In the listing below, identify each line with the word "source" and return those lines.
── Extracted records ──
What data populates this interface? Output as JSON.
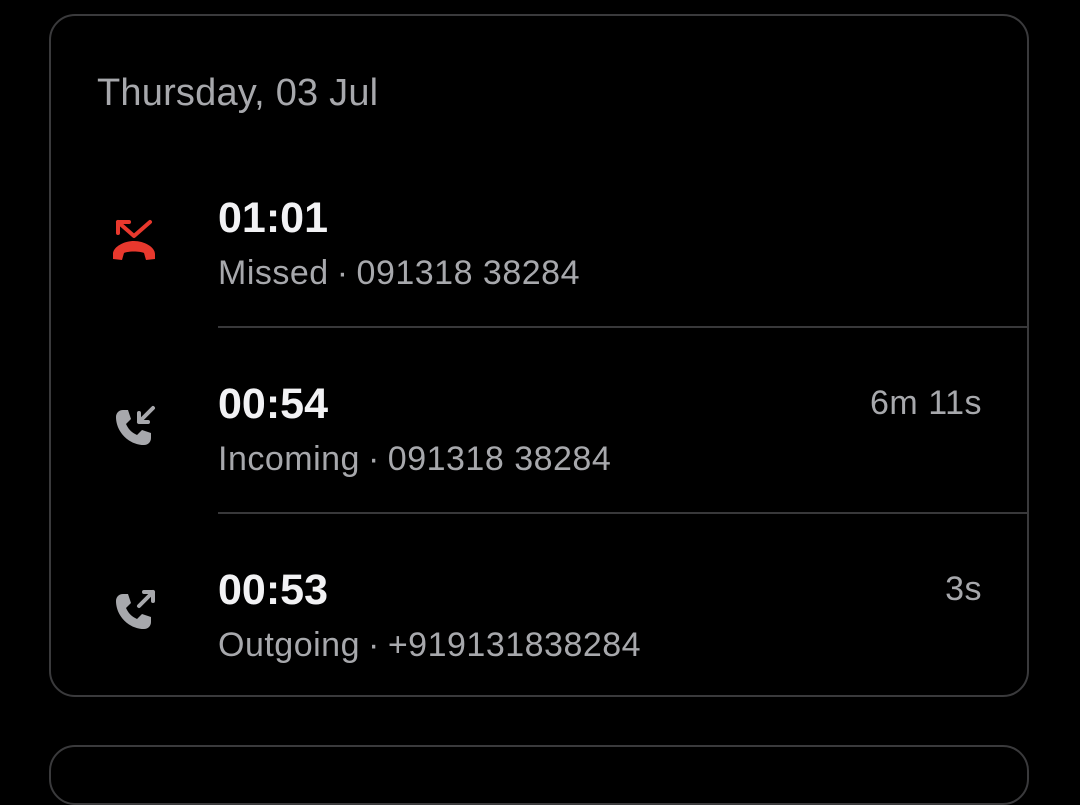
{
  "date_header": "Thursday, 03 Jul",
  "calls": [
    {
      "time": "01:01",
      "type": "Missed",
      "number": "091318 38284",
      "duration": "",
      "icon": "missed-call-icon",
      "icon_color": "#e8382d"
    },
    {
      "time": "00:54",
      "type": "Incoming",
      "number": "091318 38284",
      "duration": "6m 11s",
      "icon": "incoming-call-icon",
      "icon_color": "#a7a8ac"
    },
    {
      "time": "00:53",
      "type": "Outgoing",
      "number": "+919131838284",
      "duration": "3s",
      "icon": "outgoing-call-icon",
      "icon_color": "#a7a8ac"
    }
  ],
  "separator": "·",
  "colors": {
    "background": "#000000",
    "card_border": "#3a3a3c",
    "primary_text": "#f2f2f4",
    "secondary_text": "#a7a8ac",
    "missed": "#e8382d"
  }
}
───
── Extracted records ──
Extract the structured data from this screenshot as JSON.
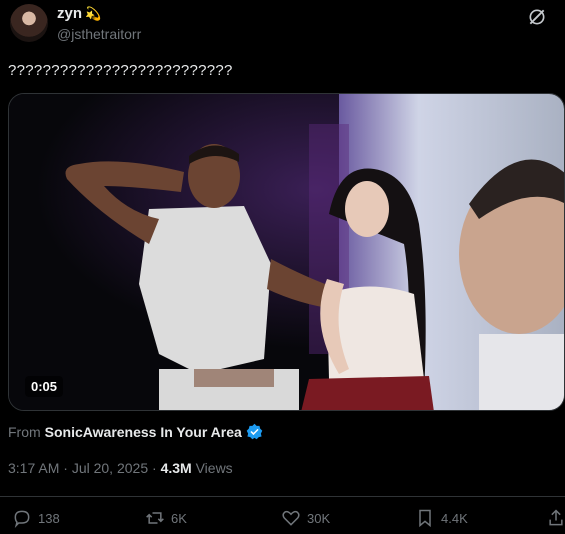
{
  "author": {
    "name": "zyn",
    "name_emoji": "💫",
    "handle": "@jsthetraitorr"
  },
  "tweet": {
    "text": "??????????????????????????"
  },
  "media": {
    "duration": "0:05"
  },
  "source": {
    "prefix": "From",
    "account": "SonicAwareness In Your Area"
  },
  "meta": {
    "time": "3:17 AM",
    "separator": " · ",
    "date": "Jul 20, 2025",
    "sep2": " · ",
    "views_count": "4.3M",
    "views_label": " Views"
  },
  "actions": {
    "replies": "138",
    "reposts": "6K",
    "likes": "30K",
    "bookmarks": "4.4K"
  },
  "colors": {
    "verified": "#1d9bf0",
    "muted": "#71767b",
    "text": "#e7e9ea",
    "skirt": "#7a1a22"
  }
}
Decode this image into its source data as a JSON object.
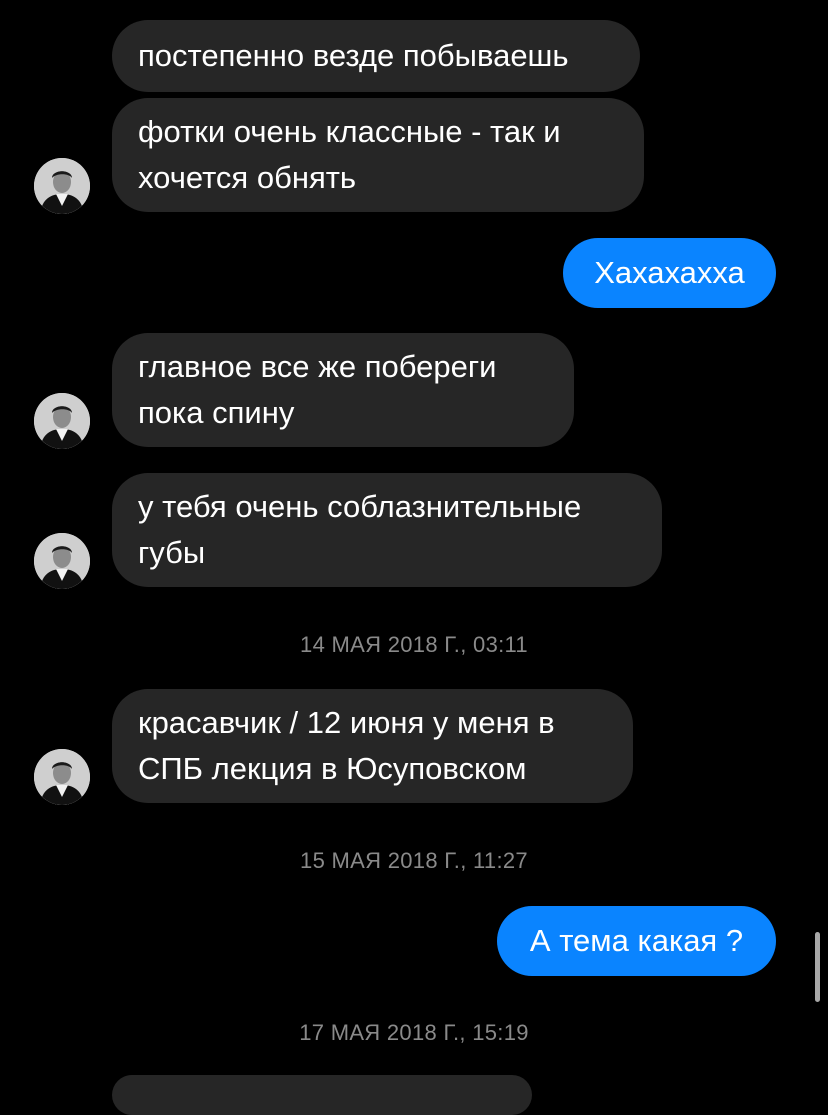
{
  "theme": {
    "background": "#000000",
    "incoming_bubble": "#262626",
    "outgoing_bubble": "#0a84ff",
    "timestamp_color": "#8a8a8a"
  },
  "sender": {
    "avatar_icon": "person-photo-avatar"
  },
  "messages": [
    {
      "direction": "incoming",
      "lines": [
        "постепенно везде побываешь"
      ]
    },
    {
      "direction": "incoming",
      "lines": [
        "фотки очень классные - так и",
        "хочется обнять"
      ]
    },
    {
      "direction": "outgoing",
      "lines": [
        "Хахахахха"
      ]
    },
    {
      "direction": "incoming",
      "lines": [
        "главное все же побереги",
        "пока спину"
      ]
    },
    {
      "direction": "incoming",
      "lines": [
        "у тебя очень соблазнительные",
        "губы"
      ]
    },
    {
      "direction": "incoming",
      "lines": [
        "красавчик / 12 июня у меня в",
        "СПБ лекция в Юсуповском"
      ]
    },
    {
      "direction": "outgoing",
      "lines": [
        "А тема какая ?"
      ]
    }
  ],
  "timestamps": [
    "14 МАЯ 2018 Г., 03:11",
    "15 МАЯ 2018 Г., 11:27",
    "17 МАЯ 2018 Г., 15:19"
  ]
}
───
── Extracted records ──
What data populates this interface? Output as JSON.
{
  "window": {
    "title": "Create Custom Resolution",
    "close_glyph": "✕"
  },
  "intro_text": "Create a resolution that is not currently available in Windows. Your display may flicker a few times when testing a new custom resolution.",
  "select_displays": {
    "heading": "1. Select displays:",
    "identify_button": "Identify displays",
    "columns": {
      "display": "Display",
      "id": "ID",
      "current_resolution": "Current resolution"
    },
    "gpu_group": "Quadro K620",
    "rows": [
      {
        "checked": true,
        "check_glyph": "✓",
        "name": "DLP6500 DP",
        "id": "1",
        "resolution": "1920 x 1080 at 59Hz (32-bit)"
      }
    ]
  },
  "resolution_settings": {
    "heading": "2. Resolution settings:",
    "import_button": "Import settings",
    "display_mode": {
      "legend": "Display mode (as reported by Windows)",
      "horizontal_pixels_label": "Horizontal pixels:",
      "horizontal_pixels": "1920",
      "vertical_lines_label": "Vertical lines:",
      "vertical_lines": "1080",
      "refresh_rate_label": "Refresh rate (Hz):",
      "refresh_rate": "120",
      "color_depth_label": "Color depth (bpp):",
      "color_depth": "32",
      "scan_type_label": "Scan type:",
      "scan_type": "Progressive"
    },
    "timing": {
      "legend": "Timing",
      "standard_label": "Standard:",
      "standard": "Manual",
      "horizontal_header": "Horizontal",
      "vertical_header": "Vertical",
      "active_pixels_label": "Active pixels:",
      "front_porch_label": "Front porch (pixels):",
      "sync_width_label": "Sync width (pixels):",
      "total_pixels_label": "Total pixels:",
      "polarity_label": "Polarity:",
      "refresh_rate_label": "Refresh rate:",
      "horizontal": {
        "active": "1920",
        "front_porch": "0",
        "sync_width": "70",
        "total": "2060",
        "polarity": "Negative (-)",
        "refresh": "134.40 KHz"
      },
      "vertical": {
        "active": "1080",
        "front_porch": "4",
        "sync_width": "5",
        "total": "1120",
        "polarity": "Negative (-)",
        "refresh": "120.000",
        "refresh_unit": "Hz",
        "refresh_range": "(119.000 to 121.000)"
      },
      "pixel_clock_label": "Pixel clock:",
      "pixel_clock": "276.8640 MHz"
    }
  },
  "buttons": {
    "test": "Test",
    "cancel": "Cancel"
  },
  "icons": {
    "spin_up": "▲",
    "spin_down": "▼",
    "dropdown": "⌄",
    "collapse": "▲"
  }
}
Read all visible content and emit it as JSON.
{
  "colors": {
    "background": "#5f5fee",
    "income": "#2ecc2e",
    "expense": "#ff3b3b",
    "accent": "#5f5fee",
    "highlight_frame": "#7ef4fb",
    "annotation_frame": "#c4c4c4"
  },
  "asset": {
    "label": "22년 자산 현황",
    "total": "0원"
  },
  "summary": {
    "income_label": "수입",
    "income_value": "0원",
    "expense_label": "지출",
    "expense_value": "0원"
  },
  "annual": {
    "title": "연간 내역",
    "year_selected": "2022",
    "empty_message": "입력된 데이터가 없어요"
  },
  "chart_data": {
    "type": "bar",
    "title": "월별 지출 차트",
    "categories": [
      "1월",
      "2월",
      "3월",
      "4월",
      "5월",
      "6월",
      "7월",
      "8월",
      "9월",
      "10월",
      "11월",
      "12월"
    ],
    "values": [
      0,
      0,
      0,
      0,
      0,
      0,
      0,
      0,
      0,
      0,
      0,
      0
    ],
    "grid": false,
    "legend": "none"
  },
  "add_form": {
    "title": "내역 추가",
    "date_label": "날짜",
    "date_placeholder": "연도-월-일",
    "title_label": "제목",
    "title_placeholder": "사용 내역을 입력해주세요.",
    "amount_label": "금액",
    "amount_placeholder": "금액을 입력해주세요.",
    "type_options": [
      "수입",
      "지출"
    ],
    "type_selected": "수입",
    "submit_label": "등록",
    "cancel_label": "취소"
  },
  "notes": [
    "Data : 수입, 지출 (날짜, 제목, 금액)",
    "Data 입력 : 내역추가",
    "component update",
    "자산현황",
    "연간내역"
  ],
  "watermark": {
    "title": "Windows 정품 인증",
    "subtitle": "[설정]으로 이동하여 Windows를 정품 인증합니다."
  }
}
───
**Solution below:**
  "source": {
Decode this image into its source data as a JSON object.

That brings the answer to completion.